Task to complete:
Go through the records and show each line where the word "this" occurs.
# START OF Record list
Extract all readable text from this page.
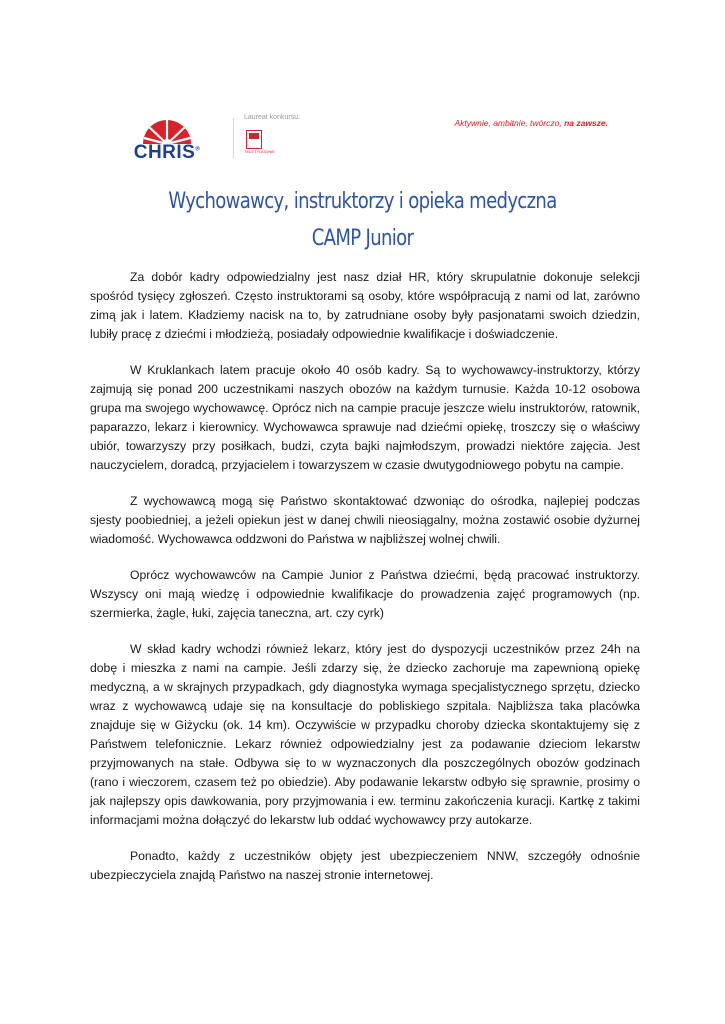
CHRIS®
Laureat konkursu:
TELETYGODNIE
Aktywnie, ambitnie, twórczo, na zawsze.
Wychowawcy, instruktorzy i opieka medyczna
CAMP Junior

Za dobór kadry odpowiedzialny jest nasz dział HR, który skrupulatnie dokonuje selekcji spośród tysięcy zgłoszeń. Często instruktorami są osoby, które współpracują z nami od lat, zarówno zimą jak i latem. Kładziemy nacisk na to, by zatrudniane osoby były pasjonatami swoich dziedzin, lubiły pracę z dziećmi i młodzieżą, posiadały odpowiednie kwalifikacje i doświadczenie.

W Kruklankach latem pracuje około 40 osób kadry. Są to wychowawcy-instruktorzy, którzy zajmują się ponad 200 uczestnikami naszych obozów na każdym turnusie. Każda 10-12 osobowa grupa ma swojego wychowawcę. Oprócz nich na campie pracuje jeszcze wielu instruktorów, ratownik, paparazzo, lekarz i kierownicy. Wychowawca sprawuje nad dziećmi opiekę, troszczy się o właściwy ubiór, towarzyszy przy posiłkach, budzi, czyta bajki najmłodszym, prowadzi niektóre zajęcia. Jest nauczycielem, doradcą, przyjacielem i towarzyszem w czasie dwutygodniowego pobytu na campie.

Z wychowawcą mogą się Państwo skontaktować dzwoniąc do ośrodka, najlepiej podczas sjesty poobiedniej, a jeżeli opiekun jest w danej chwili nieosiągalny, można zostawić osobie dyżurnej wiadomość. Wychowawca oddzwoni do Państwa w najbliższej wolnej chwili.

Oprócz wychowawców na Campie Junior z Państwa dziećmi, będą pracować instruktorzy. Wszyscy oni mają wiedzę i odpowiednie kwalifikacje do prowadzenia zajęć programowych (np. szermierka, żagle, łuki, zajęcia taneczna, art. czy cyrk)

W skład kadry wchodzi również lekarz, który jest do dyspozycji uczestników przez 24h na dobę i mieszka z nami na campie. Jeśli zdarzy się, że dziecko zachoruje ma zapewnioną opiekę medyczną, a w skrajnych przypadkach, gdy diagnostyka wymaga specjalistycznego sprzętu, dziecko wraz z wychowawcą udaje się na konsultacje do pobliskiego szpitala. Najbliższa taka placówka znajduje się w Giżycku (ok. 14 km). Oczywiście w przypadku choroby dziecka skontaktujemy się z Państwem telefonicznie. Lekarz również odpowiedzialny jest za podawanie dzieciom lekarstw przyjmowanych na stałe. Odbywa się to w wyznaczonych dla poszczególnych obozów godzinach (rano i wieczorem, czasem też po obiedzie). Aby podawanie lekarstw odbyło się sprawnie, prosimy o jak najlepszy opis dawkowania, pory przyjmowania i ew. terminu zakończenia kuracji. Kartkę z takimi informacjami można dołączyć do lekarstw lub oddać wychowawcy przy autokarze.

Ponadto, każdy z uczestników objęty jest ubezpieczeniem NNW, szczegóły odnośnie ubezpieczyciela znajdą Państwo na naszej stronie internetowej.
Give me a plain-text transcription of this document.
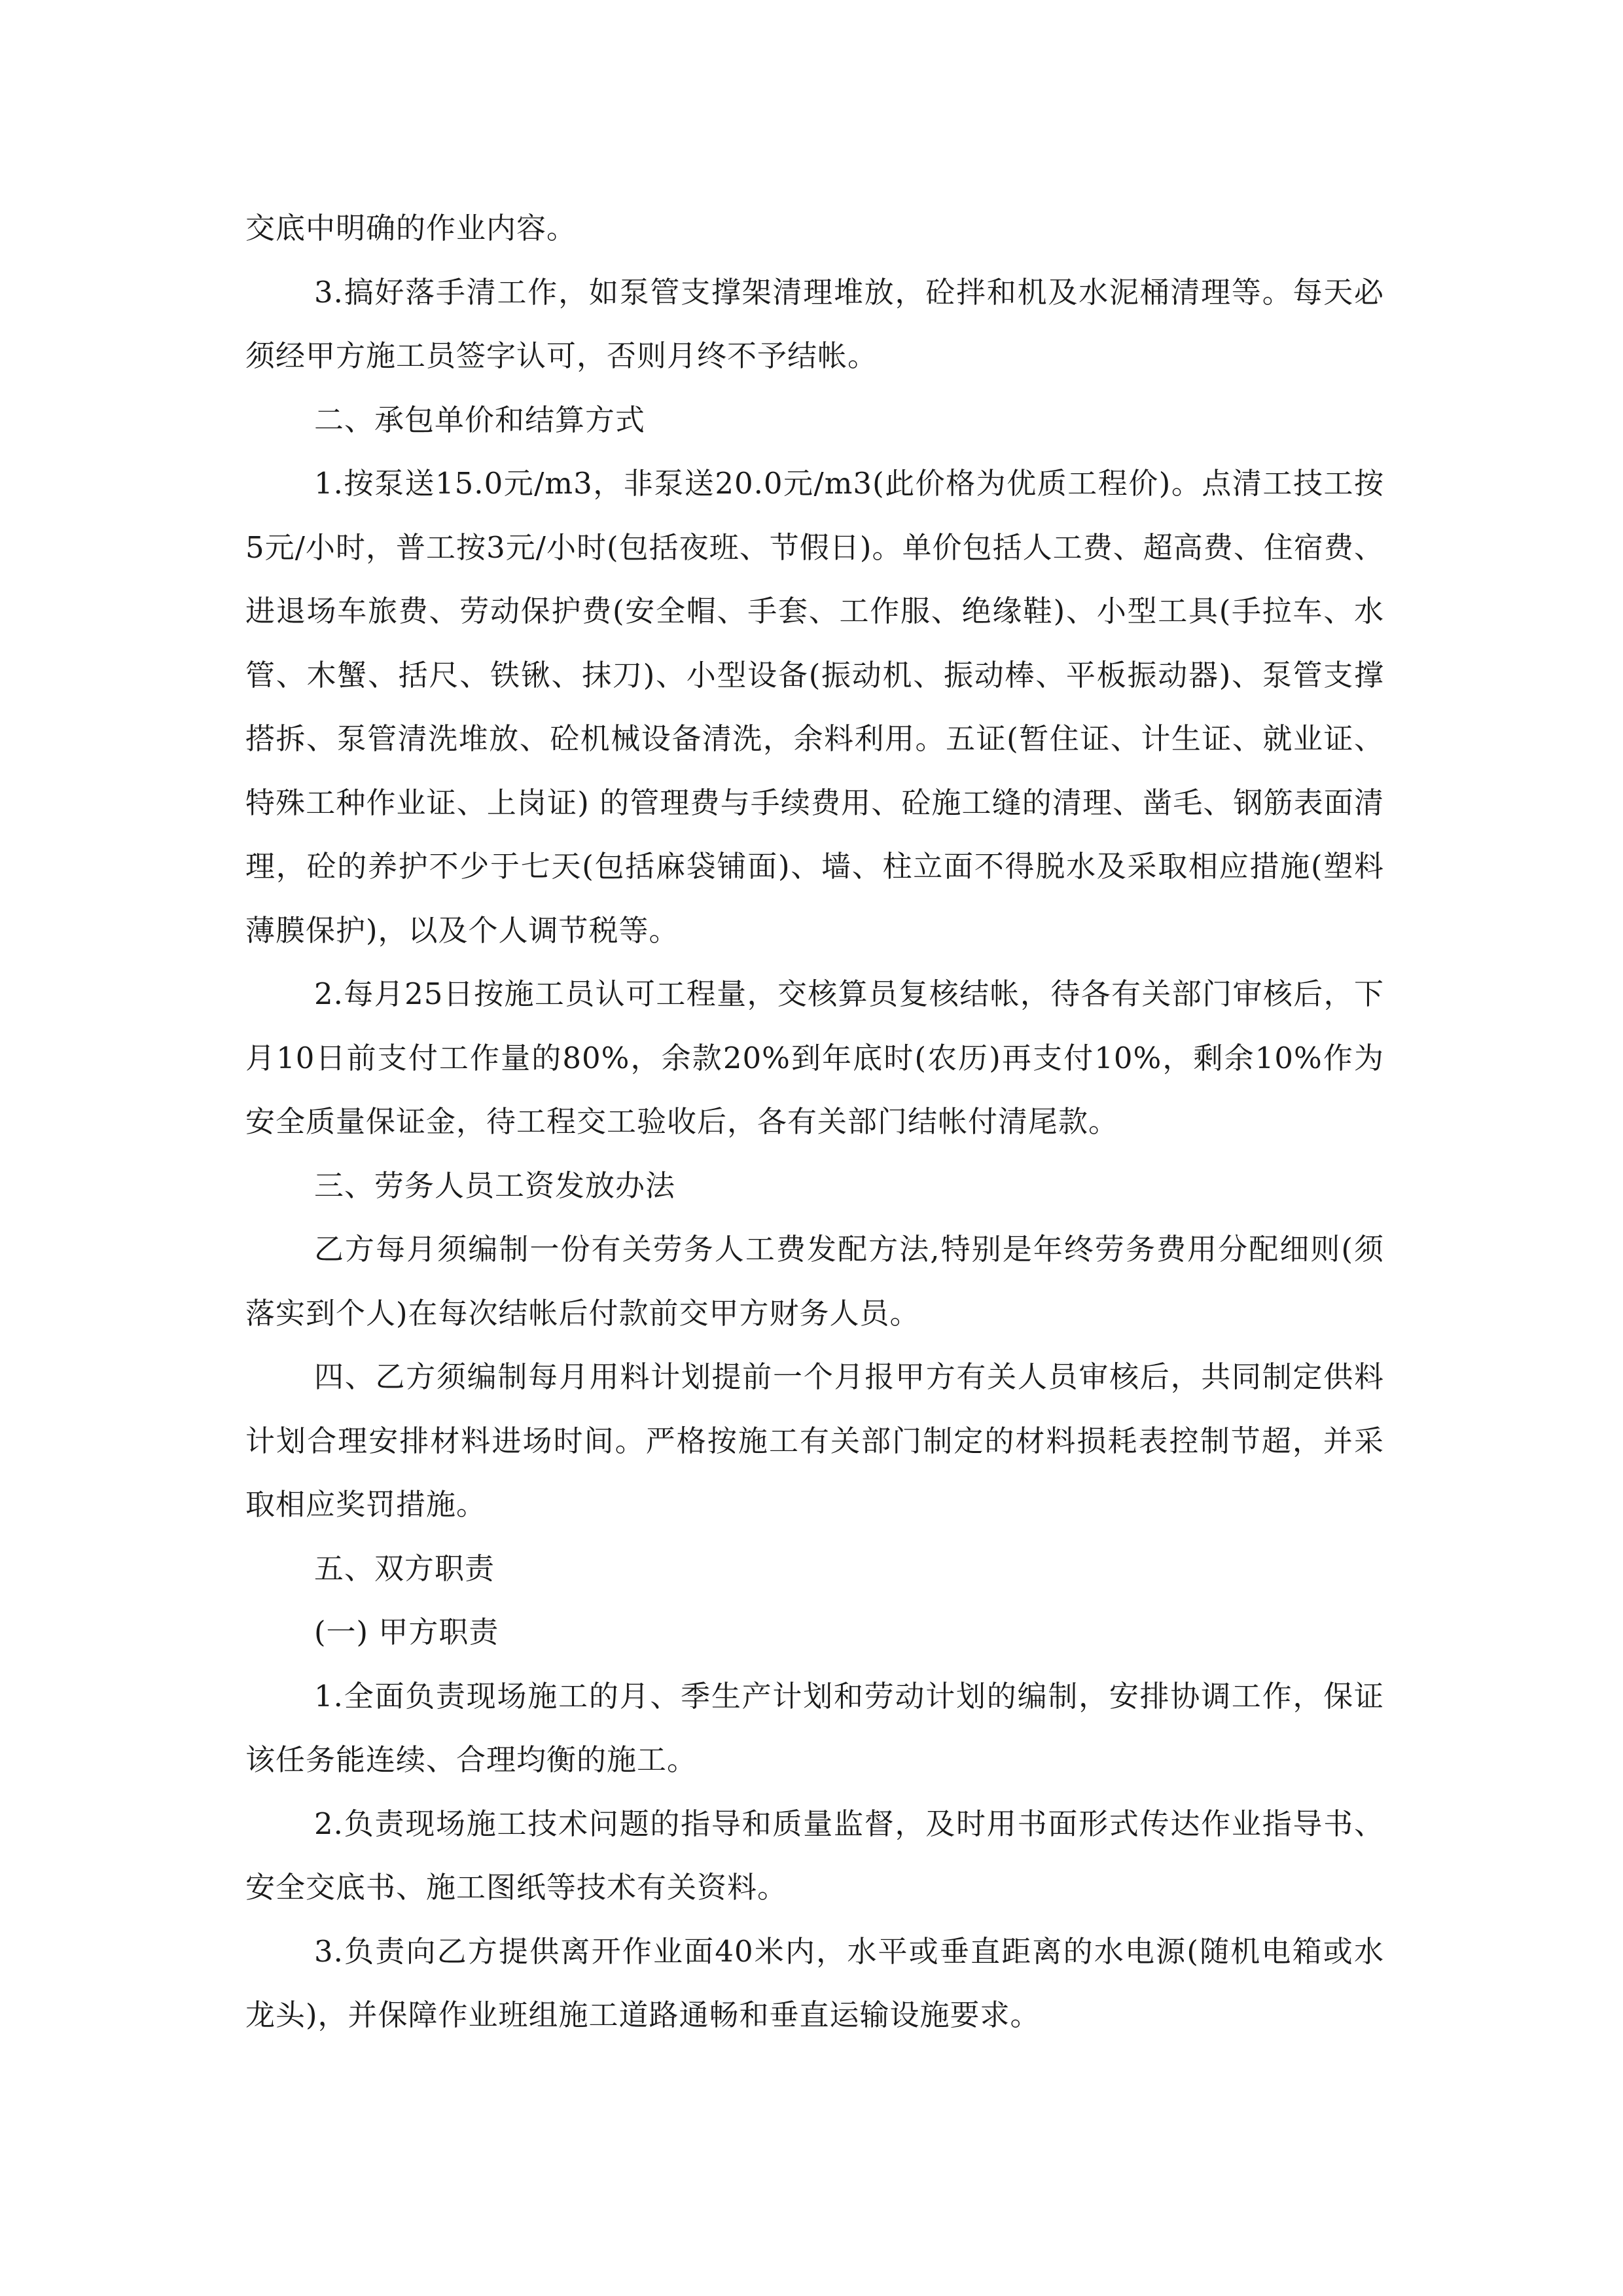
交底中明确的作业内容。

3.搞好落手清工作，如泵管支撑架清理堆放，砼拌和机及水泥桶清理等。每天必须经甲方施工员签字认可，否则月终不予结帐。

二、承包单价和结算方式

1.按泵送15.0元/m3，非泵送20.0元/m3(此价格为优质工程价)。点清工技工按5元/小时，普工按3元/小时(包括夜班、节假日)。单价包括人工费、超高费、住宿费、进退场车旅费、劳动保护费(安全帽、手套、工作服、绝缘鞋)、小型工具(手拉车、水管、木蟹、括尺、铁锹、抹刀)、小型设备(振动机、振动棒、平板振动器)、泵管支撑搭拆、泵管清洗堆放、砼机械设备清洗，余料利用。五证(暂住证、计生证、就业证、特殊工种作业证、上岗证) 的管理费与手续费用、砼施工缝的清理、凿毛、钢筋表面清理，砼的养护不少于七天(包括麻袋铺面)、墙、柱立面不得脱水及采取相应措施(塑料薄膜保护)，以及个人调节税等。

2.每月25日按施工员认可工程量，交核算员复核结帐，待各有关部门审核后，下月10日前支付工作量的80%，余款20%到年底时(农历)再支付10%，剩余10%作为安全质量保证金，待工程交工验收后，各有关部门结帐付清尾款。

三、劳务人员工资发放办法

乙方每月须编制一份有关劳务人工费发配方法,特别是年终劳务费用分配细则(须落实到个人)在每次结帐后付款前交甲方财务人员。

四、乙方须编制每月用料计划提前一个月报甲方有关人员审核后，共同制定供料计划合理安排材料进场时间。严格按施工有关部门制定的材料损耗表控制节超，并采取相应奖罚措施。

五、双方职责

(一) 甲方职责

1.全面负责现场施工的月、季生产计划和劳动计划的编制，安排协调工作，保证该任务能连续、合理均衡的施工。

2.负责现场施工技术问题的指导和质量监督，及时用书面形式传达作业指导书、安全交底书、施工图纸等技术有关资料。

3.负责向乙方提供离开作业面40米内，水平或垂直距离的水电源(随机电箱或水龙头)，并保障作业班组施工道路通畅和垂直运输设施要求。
# END OF Record list
# START OF Record list
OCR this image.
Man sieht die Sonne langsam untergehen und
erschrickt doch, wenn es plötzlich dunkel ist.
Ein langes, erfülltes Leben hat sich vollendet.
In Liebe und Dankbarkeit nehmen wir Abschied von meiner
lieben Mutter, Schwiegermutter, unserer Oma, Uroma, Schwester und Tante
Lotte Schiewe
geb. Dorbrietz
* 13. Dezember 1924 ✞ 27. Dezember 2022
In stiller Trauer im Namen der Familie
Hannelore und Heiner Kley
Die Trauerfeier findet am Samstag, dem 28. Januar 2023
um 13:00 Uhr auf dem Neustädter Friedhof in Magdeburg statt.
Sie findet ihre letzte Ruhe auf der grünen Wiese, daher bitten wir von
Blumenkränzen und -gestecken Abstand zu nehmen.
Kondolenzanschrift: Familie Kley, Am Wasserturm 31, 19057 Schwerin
# END OF Record list
Exercise response:
Extract all readable text from this page.
Give me a plain-text transcription of this document.
OCR this image.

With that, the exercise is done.